FINDINGS AND REASONS
Nationality
On the basis of the applicant’s Chinese passport presented at the hearing, the Tribunal finds that the applicant is a citizen of China. There is nothing in the evidence before the Tribunal to suggest that the applicant has a right to enter and reside in any country other than China. Therefore the Tribunal finds that the applicant is not excluded from Australia’s protection by subsection 36(3) of the Act. As the Tribunal has found that the applicant is a national of China, the Tribunal also finds that China is the applicant’s “receiving country” for the purposes of s.36(2)(aa).
S.48A
During the hearing the Tribunal discussed with the applicant the operation of s.48A in relation to his current application. As noted above, the delegate’s decision record indicates the applicant’s first protection visa application was refused [in] March 2010, which is prior to the commencement of the complementary protection provisions on 24 March 2012.
Section 48A imposes a bar on a non-citizen making a further application for a protection visa while in the migration zone in circumstances where the non-citizen has made an application for a protection visa which has been refused. The Full Federal Court in SZGIZ v MIAC (2013) 212 FCR 235 has held at [38] that the operation of s.48A, as it stood at the time of this visa application, is confined to the making of a further application for a protection visa which duplicates an earlier unsuccessful application for a protection visa, in the sense that both applications raise the same essential criterion for the grant of a protection visa.
On the evidence before it the Tribunal finds that the applicant’s first protection visa application was refused [in] March 2010 because the applicant did not satisfy the Refugee Convention criteria. Applying the reasoning in SZGIZ v MIAC (2013) 212 FCR 235, the Tribunal finds it does not have power to consider the Refugee Convention criterion in s.36(2)(a), and has proceeded on the basis that it can only consider the applicant’s claims under the complementary protection provisions in s.36(2)(aa) of the Act.
Complementary protection
Credibility
During the hearing the Tribunal discussed with the applicant his background, education, employment and family composition. The applicant gave generally consistent oral evidence to that provided to the Department in his current and previous protection visa applications as well as the evidence provided during the previous RRT review application. The Tribunal is concerned the applicant raised new claims, failed to mention a number of matters previously claimed, and changed his oral evidence in repose to further questioning during the hearing. The Tribunal is concerned the applicant has exaggerated or fabricated some of his claims in order to strengthen his application. The details are discussed below.

*DATA SECTION*.
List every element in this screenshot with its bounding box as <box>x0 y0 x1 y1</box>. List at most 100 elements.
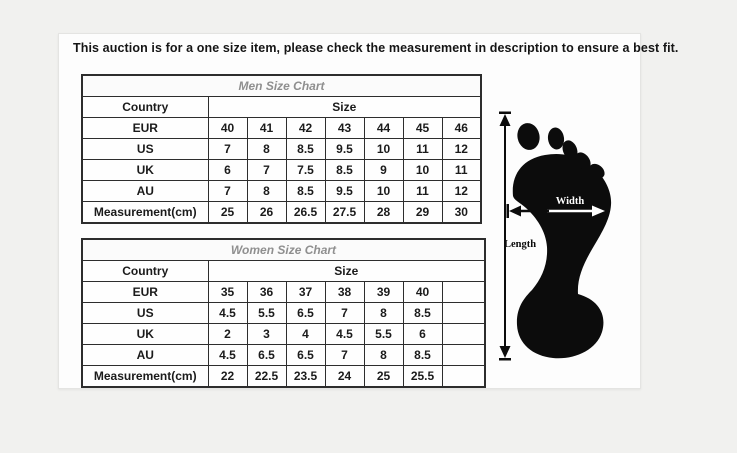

*TO-DO LIST*.
1. Using the tribunal findings, say whether each statement agrees with the text. Answer yes or no for each, and quote the deciding words exactly. (a) The applicant's first protection visa application was refused in March 2010. (b) The complementary protection provisions began on 24 March 2012. (c) The Tribunal found that the applicant may enter and live in a country other than China.
2. In the tribunal findings, what was the basis for finding that the applicant is a citizen of China?
3. Revise the tribunal findings from "On the evidence" to "s.36(2)(aa) of the Act.", changing "Tribunal" to "Panel".
The data has no part in this at all.

*RESULTS BY TASK*.
1.
(a) Yes: "the applicant’s first protection visa application was refused [in] March 2010"
(b) Yes: "the commencement of the complementary protection provisions on 24 March 2012"
(c) No: "There is nothing in the evidence before the Tribunal to suggest that the applicant has a right to enter and reside in any country other than China."

2. The applicant's Chinese passport, which was presented at the hearing.

3.
On the evidence before it the Panel finds that the applicant’s first protection visa application was refused [in] March 2010 because the applicant did not satisfy the Refugee Convention criteria. Applying the reasoning in SZGIZ v MIAC (2013) 212 FCR 235, the Panel finds it does not have power to consider the Refugee Convention criterion in s.36(2)(a), and has proceeded on the basis that it can only consider the applicant’s claims under the complementary protection provisions in s.36(2)(aa) of the Act.